Data entries for graphics

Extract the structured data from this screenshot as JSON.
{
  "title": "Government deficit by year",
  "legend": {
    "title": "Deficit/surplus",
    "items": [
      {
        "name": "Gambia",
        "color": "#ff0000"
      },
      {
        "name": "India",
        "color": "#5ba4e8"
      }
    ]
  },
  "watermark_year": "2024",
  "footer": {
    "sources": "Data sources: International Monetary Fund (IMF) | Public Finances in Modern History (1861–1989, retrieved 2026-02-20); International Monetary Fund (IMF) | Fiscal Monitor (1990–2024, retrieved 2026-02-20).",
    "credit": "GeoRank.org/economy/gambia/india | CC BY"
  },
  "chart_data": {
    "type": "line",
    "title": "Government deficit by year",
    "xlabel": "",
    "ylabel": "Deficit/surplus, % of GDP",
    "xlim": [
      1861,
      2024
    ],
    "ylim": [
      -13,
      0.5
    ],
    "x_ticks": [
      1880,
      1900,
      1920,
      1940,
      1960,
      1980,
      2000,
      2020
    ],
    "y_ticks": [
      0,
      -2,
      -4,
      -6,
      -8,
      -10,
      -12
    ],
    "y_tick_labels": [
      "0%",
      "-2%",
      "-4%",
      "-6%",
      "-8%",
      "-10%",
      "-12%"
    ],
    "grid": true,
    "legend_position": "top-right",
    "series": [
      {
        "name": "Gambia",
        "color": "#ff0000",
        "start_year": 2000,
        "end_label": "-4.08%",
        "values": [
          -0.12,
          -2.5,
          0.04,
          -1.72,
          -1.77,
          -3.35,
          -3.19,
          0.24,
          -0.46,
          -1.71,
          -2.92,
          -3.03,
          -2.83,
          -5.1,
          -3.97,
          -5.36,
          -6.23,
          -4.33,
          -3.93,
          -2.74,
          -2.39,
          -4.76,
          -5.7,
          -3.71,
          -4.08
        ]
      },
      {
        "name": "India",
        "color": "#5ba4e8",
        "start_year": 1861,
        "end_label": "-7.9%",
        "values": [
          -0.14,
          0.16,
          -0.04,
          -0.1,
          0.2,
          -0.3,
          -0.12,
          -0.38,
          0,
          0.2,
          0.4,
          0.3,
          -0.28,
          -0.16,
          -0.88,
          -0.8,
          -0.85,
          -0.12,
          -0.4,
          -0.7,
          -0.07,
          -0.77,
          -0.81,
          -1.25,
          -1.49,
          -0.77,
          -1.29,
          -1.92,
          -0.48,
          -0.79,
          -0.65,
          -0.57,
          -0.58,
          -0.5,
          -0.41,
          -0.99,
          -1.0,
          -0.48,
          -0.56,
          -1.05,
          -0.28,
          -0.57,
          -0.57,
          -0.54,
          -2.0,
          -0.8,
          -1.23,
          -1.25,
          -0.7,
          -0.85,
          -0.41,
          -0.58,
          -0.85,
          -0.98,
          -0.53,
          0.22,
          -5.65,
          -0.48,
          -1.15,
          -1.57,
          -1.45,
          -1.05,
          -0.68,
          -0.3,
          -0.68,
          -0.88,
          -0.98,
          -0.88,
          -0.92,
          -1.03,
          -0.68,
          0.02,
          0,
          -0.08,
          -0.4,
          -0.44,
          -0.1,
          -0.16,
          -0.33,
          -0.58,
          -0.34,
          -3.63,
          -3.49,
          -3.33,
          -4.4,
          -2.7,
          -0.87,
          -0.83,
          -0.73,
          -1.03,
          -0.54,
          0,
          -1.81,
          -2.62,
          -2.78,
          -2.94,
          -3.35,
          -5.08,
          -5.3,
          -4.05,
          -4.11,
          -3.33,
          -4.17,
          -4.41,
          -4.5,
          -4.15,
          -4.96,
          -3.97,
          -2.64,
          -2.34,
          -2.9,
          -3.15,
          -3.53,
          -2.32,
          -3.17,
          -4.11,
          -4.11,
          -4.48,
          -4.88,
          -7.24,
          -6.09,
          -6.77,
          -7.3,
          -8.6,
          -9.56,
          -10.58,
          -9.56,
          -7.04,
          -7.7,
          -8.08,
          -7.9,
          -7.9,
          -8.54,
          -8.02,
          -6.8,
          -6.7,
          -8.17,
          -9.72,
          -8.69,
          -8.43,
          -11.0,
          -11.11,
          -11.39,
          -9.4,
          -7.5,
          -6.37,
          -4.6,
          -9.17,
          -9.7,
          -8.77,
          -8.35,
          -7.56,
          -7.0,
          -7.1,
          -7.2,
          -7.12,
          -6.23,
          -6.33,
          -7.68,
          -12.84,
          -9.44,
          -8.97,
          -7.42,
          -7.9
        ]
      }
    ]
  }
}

### Work to do
Take the lines above and retype all of them exactly.

### Solution to this exercise
Extract the structured data from this screenshot as JSON.
{
  "title": "Government deficit by year",
  "legend": {
    "title": "Deficit/surplus",
    "items": [
      {
        "name": "Gambia",
        "color": "#ff0000"
      },
      {
        "name": "India",
        "color": "#5ba4e8"
      }
    ]
  },
  "watermark_year": "2024",
  "footer": {
    "sources": "Data sources: International Monetary Fund (IMF) | Public Finances in Modern History (1861–1989, retrieved 2026-02-20); International Monetary Fund (IMF) | Fiscal Monitor (1990–2024, retrieved 2026-02-20).",
    "credit": "GeoRank.org/economy/gambia/india | CC BY"
  },
  "chart_data": {
    "type": "line",
    "title": "Government deficit by year",
    "xlabel": "",
    "ylabel": "Deficit/surplus, % of GDP",
    "xlim": [
      1861,
      2024
    ],
    "ylim": [
      -13,
      0.5
    ],
    "x_ticks": [
      1880,
      1900,
      1920,
      1940,
      1960,
      1980,
      2000,
      2020
    ],
    "y_ticks": [
      0,
      -2,
      -4,
      -6,
      -8,
      -10,
      -12
    ],
    "y_tick_labels": [
      "0%",
      "-2%",
      "-4%",
      "-6%",
      "-8%",
      "-10%",
      "-12%"
    ],
    "grid": true,
    "legend_position": "top-right",
    "series": [
      {
        "name": "Gambia",
        "color": "#ff0000",
        "start_year": 2000,
        "end_label": "-4.08%",
        "values": [
          -0.12,
          -2.5,
          0.04,
          -1.72,
          -1.77,
          -3.35,
          -3.19,
          0.24,
          -0.46,
          -1.71,
          -2.92,
          -3.03,
          -2.83,
          -5.1,
          -3.97,
          -5.36,
          -6.23,
          -4.33,
          -3.93,
          -2.74,
          -2.39,
          -4.76,
          -5.7,
          -3.71,
          -4.08
        ]
      },
      {
        "name": "India",
        "color": "#5ba4e8",
        "start_year": 1861,
        "end_label": "-7.9%",
        "values": [
          -0.14,
          0.16,
          -0.04,
          -0.1,
          0.2,
          -0.3,
          -0.12,
          -0.38,
          0,
          0.2,
          0.4,
          0.3,
          -0.28,
          -0.16,
          -0.88,
          -0.8,
          -0.85,
          -0.12,
          -0.4,
          -0.7,
          -0.07,
          -0.77,
          -0.81,
          -1.25,
          -1.49,
          -0.77,
          -1.29,
          -1.92,
          -0.48,
          -0.79,
          -0.65,
          -0.57,
          -0.58,
          -0.5,
          -0.41,
          -0.99,
          -1.0,
          -0.48,
          -0.56,
          -1.05,
          -0.28,
          -0.57,
          -0.57,
          -0.54,
          -2.0,
          -0.8,
          -1.23,
          -1.25,
          -0.7,
          -0.85,
          -0.41,
          -0.58,
          -0.85,
          -0.98,
          -0.53,
          0.22,
          -5.65,
          -0.48,
          -1.15,
          -1.57,
          -1.45,
          -1.05,
          -0.68,
          -0.3,
          -0.68,
          -0.88,
          -0.98,
          -0.88,
          -0.92,
          -1.03,
          -0.68,
          0.02,
          0,
          -0.08,
          -0.4,
          -0.44,
          -0.1,
          -0.16,
          -0.33,
          -0.58,
          -0.34,
          -3.63,
          -3.49,
          -3.33,
          -4.4,
          -2.7,
          -0.87,
          -0.83,
          -0.73,
          -1.03,
          -0.54,
          0,
          -1.81,
          -2.62,
          -2.78,
          -2.94,
          -3.35,
          -5.08,
          -5.3,
          -4.05,
          -4.11,
          -3.33,
          -4.17,
          -4.41,
          -4.5,
          -4.15,
          -4.96,
          -3.97,
          -2.64,
          -2.34,
          -2.9,
          -3.15,
          -3.53,
          -2.32,
          -3.17,
          -4.11,
          -4.11,
          -4.48,
          -4.88,
          -7.24,
          -6.09,
          -6.77,
          -7.3,
          -8.6,
          -9.56,
          -10.58,
          -9.56,
          -7.04,
          -7.7,
          -8.08,
          -7.9,
          -7.9,
          -8.54,
          -8.02,
          -6.8,
          -6.7,
          -8.17,
          -9.72,
          -8.69,
          -8.43,
          -11.0,
          -11.11,
          -11.39,
          -9.4,
          -7.5,
          -6.37,
          -4.6,
          -9.17,
          -9.7,
          -8.77,
          -8.35,
          -7.56,
          -7.0,
          -7.1,
          -7.2,
          -7.12,
          -6.23,
          -6.33,
          -7.68,
          -12.84,
          -9.44,
          -8.97,
          -7.42,
          -7.9
        ]
      }
    ]
  }
}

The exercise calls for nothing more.